• WORK TO COMPLETE: Copy every line of the listing that holds the string "dostawy".

§ §

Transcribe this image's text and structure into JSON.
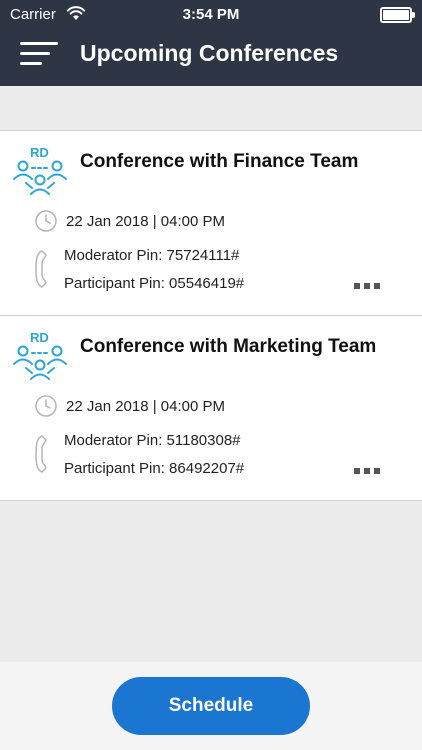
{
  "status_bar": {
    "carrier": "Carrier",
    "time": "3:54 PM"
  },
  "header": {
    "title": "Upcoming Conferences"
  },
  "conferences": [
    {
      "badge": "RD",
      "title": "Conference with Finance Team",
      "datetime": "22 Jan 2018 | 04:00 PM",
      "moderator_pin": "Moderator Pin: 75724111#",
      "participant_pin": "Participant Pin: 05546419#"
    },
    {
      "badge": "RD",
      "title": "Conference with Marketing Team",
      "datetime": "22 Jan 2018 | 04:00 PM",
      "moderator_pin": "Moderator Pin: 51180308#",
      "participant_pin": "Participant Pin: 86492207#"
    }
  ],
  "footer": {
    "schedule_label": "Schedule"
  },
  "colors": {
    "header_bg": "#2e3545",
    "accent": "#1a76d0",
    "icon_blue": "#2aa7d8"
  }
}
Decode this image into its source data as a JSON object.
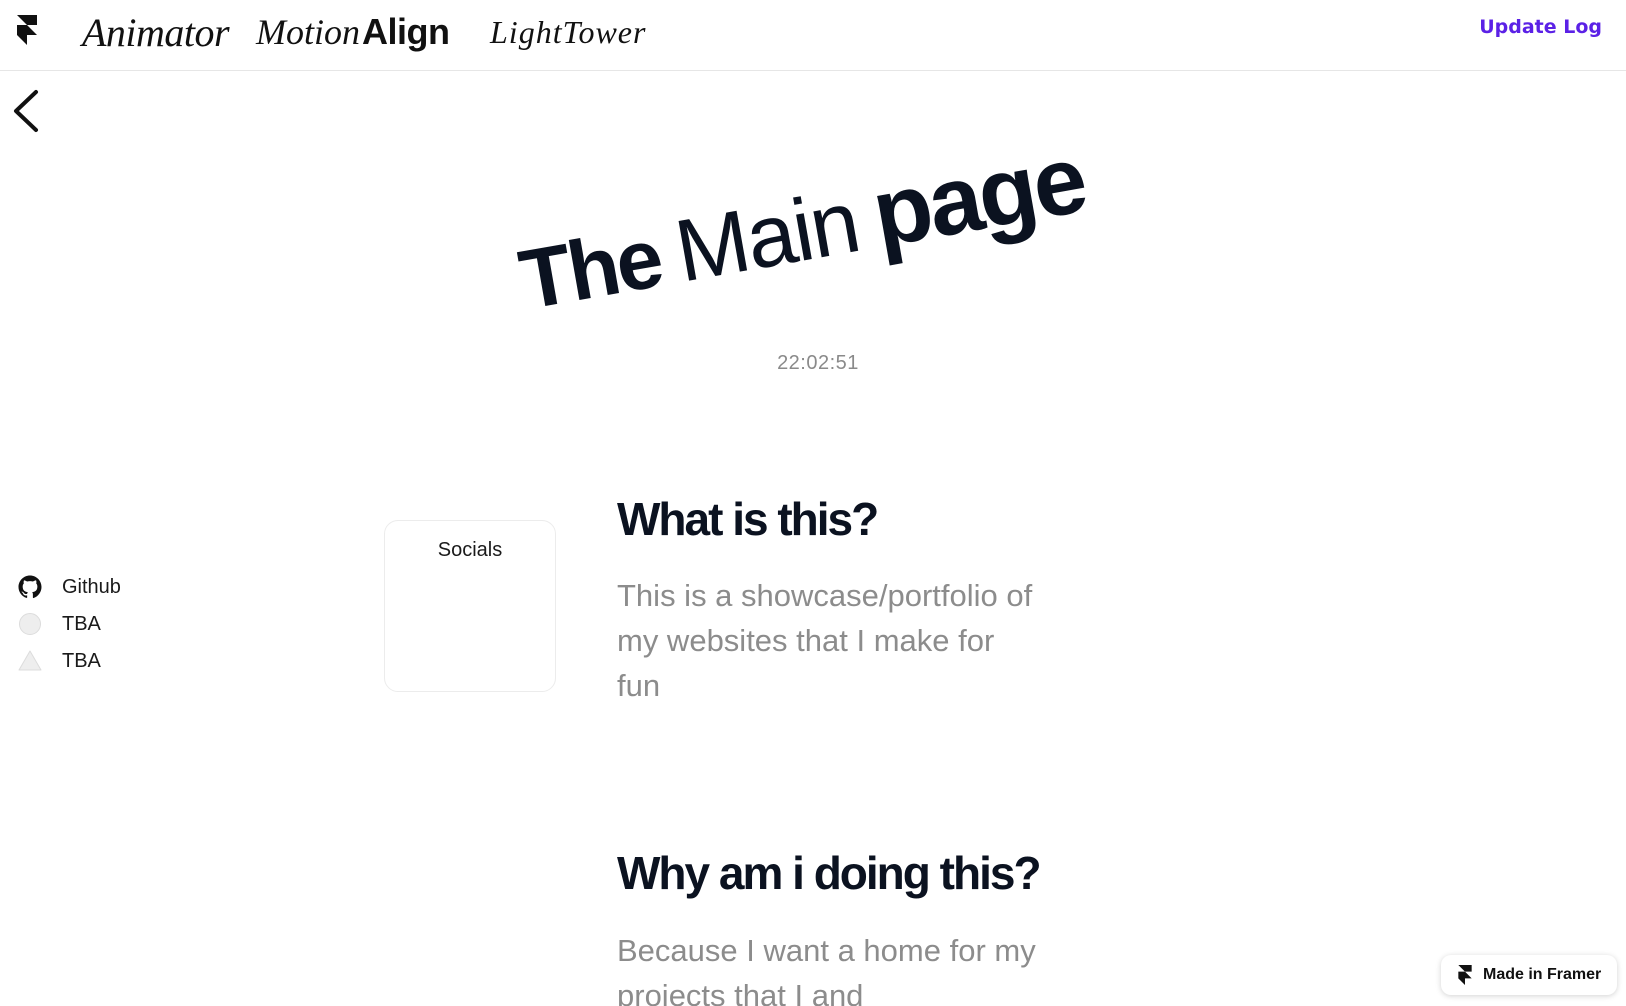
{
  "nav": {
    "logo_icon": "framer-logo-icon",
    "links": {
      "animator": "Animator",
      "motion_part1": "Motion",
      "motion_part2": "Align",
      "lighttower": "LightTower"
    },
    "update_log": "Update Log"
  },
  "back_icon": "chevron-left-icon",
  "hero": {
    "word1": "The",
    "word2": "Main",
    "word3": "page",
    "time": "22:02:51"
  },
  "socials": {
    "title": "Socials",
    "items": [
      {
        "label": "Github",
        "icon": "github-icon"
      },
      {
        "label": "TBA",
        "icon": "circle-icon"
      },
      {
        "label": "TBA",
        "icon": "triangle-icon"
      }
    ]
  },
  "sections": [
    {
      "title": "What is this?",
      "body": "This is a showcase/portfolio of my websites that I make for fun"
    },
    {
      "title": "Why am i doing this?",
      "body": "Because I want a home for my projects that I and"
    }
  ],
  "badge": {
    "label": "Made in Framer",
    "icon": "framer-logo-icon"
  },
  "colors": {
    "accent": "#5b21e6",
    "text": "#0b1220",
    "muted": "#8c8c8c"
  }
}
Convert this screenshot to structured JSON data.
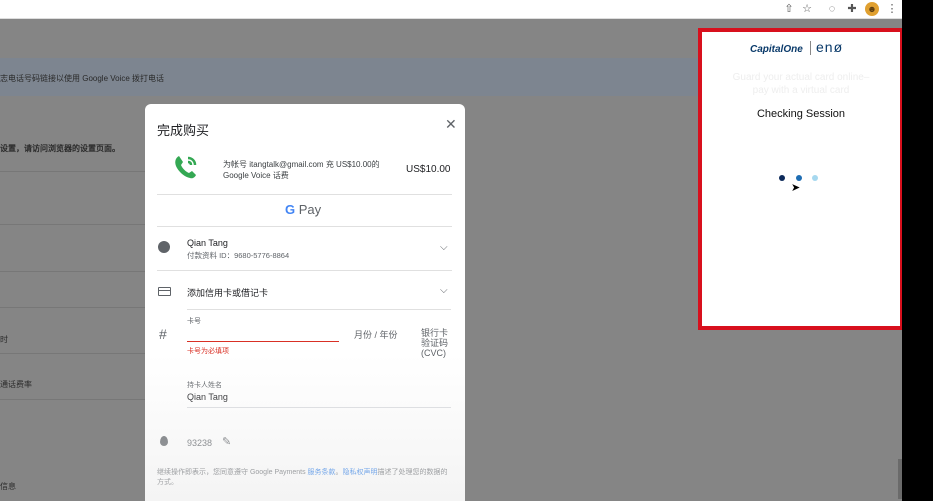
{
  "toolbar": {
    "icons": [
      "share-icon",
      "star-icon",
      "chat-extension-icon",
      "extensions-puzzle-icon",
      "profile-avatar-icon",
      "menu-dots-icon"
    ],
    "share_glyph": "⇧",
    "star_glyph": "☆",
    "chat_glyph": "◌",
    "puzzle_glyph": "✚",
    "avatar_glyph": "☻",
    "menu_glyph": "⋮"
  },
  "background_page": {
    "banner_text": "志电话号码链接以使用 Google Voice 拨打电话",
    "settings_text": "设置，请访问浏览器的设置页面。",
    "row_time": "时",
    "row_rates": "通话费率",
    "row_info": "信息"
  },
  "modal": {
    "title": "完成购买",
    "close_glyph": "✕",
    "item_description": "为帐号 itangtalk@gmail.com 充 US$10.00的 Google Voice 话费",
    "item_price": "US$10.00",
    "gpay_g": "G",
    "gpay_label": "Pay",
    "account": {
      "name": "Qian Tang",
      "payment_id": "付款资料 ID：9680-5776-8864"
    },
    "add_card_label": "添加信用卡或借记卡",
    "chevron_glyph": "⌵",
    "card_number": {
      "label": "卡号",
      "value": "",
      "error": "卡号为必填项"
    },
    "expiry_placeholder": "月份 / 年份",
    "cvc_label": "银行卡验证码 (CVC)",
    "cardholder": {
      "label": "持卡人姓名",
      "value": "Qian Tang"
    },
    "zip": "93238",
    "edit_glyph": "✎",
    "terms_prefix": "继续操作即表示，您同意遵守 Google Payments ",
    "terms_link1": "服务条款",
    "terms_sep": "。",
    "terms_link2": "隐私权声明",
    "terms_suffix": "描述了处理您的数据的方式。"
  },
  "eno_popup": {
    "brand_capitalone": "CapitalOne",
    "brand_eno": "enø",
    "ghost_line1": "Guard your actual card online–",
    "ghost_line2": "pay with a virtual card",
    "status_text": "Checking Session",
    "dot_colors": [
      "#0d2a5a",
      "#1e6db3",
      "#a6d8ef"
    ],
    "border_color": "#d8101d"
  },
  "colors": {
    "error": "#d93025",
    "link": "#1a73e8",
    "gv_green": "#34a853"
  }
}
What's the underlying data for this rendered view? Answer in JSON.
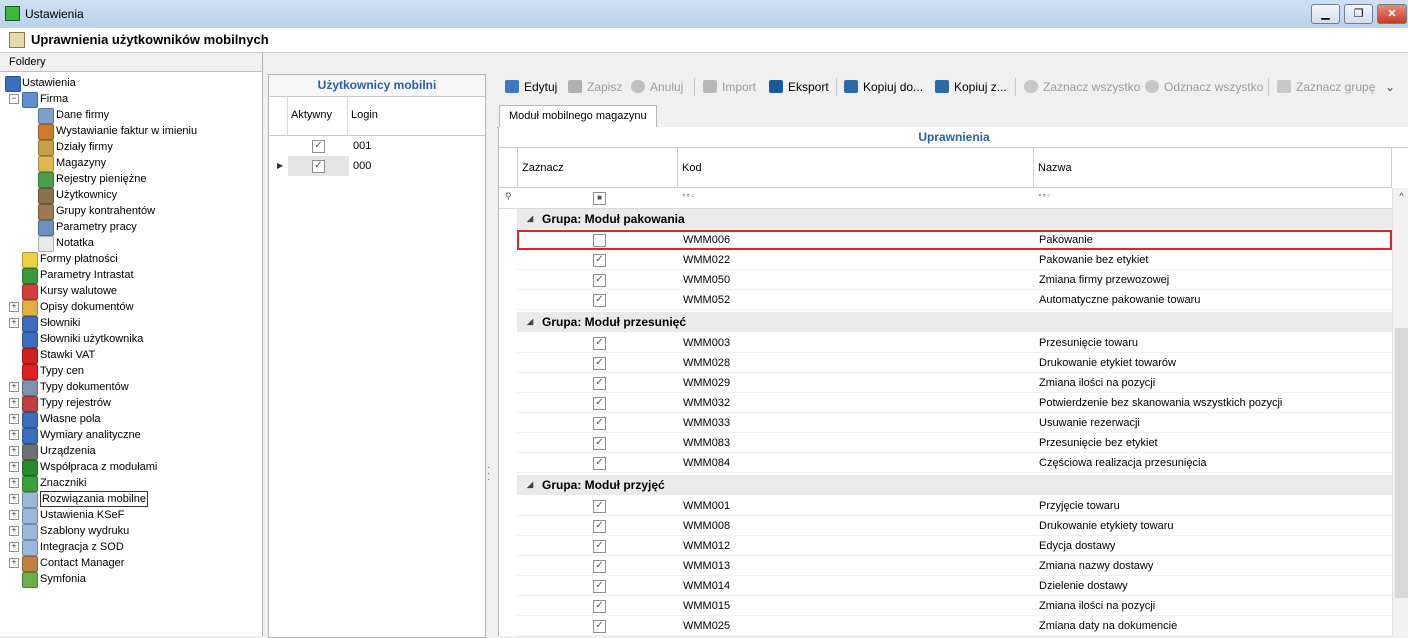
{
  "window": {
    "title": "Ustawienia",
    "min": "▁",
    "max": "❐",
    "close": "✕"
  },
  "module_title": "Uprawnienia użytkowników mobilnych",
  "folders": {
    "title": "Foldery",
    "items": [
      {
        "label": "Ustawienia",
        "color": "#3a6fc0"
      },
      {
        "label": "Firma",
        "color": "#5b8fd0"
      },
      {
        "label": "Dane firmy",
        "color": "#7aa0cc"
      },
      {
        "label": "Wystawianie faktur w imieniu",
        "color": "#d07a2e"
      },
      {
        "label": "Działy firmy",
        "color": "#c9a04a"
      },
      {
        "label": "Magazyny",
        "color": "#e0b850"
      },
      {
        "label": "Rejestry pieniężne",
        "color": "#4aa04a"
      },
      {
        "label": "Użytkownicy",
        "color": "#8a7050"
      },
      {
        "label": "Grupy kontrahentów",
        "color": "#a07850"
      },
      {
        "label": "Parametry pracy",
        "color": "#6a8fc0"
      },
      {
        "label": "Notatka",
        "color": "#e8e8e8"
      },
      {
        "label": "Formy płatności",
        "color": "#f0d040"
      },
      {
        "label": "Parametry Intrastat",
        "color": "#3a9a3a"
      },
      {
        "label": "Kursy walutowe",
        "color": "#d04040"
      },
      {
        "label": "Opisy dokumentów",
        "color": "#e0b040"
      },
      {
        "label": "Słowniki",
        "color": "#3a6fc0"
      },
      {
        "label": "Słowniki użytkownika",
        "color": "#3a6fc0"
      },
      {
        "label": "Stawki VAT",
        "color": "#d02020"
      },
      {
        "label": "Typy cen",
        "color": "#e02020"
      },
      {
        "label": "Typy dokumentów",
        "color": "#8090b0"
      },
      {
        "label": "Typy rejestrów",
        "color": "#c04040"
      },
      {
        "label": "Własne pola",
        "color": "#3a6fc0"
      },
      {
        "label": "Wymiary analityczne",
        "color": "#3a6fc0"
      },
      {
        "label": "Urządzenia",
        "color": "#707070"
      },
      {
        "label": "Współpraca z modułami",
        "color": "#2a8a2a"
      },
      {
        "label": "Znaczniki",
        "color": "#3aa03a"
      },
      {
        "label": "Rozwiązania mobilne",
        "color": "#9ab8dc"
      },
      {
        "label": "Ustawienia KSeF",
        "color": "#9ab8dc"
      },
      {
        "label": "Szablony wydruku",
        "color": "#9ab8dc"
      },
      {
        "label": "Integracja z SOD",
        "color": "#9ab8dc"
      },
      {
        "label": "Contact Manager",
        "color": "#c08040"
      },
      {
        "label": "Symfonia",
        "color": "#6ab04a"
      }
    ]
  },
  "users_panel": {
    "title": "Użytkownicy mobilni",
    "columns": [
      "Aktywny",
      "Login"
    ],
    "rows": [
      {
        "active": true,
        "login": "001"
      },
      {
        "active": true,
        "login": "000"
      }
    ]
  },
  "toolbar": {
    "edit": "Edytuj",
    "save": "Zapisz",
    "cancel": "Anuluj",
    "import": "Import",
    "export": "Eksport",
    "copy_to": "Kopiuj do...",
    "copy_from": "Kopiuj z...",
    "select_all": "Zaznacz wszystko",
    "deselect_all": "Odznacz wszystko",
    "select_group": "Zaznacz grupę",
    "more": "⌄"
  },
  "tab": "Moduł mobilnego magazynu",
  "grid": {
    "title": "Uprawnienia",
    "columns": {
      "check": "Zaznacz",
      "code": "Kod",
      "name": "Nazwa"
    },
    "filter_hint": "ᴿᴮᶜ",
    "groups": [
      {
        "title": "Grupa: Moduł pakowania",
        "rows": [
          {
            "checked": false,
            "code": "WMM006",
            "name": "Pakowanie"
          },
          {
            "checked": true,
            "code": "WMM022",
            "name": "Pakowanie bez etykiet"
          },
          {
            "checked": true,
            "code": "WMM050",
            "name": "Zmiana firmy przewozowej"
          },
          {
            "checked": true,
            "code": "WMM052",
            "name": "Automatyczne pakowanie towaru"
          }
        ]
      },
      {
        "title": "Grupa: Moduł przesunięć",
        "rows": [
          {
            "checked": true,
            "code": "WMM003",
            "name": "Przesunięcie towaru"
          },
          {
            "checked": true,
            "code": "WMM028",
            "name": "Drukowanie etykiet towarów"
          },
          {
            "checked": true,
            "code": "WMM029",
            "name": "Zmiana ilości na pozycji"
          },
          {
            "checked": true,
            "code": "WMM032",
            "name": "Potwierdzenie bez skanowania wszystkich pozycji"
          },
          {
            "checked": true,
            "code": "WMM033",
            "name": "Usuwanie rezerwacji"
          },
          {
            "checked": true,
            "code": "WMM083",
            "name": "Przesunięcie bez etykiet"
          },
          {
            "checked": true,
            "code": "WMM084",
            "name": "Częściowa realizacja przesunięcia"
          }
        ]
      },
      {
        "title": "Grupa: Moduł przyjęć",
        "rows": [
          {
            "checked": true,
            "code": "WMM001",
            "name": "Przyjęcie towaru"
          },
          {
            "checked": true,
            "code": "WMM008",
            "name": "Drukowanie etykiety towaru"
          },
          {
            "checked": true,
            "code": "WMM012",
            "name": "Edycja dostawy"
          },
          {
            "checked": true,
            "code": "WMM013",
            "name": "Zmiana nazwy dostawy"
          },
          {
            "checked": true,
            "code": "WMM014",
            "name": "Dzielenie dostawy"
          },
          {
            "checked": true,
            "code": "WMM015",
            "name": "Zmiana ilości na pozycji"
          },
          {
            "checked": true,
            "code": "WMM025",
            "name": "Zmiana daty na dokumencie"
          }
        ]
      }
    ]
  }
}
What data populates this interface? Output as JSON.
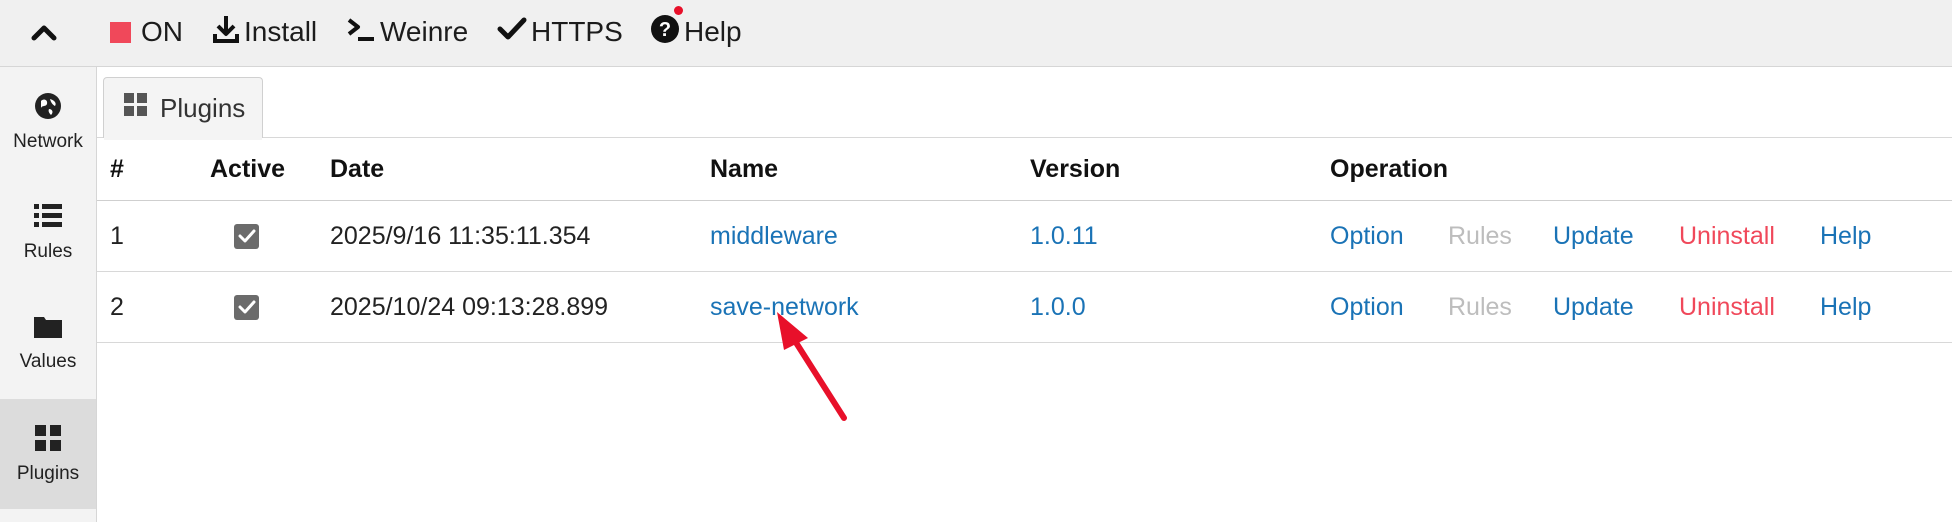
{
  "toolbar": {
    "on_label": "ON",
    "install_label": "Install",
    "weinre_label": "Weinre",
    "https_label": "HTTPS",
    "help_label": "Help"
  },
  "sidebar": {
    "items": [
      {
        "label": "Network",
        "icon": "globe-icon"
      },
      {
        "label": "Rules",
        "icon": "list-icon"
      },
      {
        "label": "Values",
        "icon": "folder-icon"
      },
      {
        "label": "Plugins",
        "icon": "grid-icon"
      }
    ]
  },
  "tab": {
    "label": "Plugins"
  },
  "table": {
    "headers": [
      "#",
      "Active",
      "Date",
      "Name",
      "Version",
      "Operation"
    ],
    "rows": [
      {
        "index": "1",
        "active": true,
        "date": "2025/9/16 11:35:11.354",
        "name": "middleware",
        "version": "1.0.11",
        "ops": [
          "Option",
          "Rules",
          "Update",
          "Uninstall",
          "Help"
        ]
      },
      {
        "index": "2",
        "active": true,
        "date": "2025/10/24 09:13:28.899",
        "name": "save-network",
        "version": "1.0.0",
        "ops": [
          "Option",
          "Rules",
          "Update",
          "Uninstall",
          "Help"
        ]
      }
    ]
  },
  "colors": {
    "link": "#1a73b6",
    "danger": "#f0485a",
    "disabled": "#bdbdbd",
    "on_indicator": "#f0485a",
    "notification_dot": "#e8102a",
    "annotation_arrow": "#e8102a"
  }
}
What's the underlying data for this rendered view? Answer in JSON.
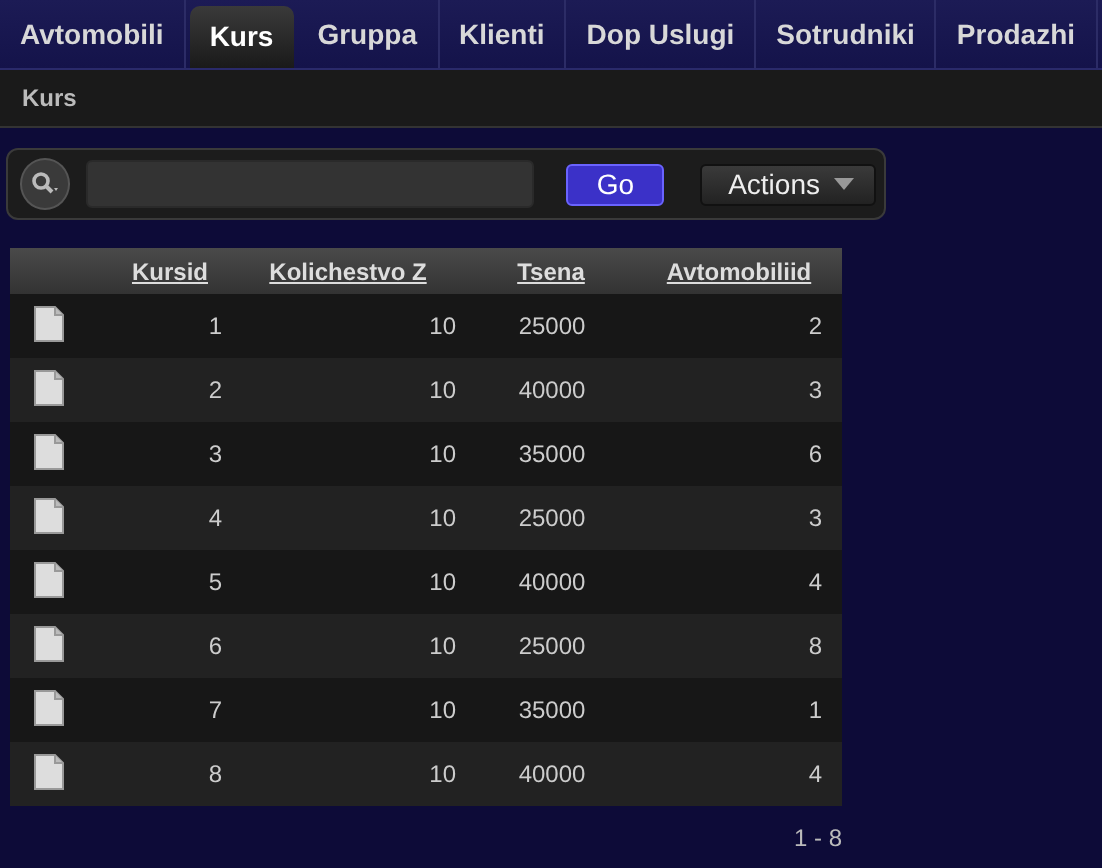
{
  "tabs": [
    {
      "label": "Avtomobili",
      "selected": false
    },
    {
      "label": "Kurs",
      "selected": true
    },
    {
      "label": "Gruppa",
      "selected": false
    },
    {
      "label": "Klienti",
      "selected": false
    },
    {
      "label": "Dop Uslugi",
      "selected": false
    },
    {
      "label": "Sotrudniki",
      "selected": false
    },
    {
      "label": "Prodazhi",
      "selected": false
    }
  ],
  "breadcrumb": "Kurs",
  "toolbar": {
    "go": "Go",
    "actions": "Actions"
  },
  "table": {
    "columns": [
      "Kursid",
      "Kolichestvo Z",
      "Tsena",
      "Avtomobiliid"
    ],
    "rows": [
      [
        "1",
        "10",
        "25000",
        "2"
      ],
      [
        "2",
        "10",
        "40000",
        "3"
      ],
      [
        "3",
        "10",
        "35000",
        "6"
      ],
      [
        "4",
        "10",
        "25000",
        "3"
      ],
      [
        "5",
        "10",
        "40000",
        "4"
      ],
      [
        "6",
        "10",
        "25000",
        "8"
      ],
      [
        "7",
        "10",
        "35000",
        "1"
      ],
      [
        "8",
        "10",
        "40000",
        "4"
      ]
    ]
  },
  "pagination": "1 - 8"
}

§ §

• FINAL RESULT:
            "name": "Edycja dostawy"
            "name": "Zmiana nazwy dostawy"
            "name": "Dzielenie dostawy"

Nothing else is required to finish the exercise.